Output all of the entries exactly as written.

_Stored data entries:_
============
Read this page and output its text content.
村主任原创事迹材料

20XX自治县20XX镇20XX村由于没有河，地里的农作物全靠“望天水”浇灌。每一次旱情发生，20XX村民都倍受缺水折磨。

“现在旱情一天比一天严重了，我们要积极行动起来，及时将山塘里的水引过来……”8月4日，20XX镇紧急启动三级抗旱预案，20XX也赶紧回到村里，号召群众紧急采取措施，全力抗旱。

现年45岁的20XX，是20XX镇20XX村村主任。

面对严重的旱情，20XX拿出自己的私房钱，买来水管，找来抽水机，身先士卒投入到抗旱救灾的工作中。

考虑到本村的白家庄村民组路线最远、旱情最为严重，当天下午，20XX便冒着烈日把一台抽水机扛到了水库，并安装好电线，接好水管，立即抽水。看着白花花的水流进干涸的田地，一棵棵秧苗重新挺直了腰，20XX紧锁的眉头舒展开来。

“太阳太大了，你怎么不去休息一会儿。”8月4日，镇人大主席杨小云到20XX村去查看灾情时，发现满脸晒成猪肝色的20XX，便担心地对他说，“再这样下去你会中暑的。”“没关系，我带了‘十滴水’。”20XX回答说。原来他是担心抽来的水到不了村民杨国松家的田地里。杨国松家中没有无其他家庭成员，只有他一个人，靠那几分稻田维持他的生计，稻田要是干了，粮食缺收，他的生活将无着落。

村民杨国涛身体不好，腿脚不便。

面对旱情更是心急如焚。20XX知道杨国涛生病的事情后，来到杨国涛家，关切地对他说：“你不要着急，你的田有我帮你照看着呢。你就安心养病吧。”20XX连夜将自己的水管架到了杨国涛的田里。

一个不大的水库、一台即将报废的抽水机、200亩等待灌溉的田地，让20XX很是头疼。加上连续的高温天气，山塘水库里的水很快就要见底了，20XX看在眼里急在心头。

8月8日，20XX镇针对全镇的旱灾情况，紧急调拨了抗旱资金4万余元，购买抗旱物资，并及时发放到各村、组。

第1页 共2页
============
_EXERCISE SOLUTION:_
Read this page and output its text content.
村主任原创事迹材料

20XX自治县20XX镇20XX村由于没有河，地里的农作物全靠“望天水”浇灌。每一次旱情发生，20XX村民都倍受缺水折磨。

“现在旱情一天比一天严重了，我们要积极行动起来，及时将山塘里的水引过来……”8月4日，20XX镇紧急启动三级抗旱预案，20XX也赶紧回到村里，号召群众紧急采取措施，全力抗旱。

现年45岁的20XX，是20XX镇20XX村村主任。

面对严重的旱情，20XX拿出自己的私房钱，买来水管，找来抽水机，身先士卒投入到抗旱救灾的工作中。

考虑到本村的白家庄村民组路线最远、旱情最为严重，当天下午，20XX便冒着烈日把一台抽水机扛到了水库，并安装好电线，接好水管，立即抽水。看着白花花的水流进干涸的田地，一棵棵秧苗重新挺直了腰，20XX紧锁的眉头舒展开来。

“太阳太大了，你怎么不去休息一会儿。”8月4日，镇人大主席杨小云到20XX村去查看灾情时，发现满脸晒成猪肝色的20XX，便担心地对他说，“再这样下去你会中暑的。”“没关系，我带了‘十滴水’。”20XX回答说。原来他是担心抽来的水到不了村民杨国松家的田地里。杨国松家中没有无其他家庭成员，只有他一个人，靠那几分稻田维持他的生计，稻田要是干了，粮食缺收，他的生活将无着落。

村民杨国涛身体不好，腿脚不便。

面对旱情更是心急如焚。20XX知道杨国涛生病的事情后，来到杨国涛家，关切地对他说：“你不要着急，你的田有我帮你照看着呢。你就安心养病吧。”20XX连夜将自己的水管架到了杨国涛的田里。

一个不大的水库、一台即将报废的抽水机、200亩等待灌溉的田地，让20XX很是头疼。加上连续的高温天气，山塘水库里的水很快就要见底了，20XX看在眼里急在心头。

8月8日，20XX镇针对全镇的旱灾情况，紧急调拨了抗旱资金4万余元，购买抗旱物资，并及时发放到各村、组。

第1页 共2页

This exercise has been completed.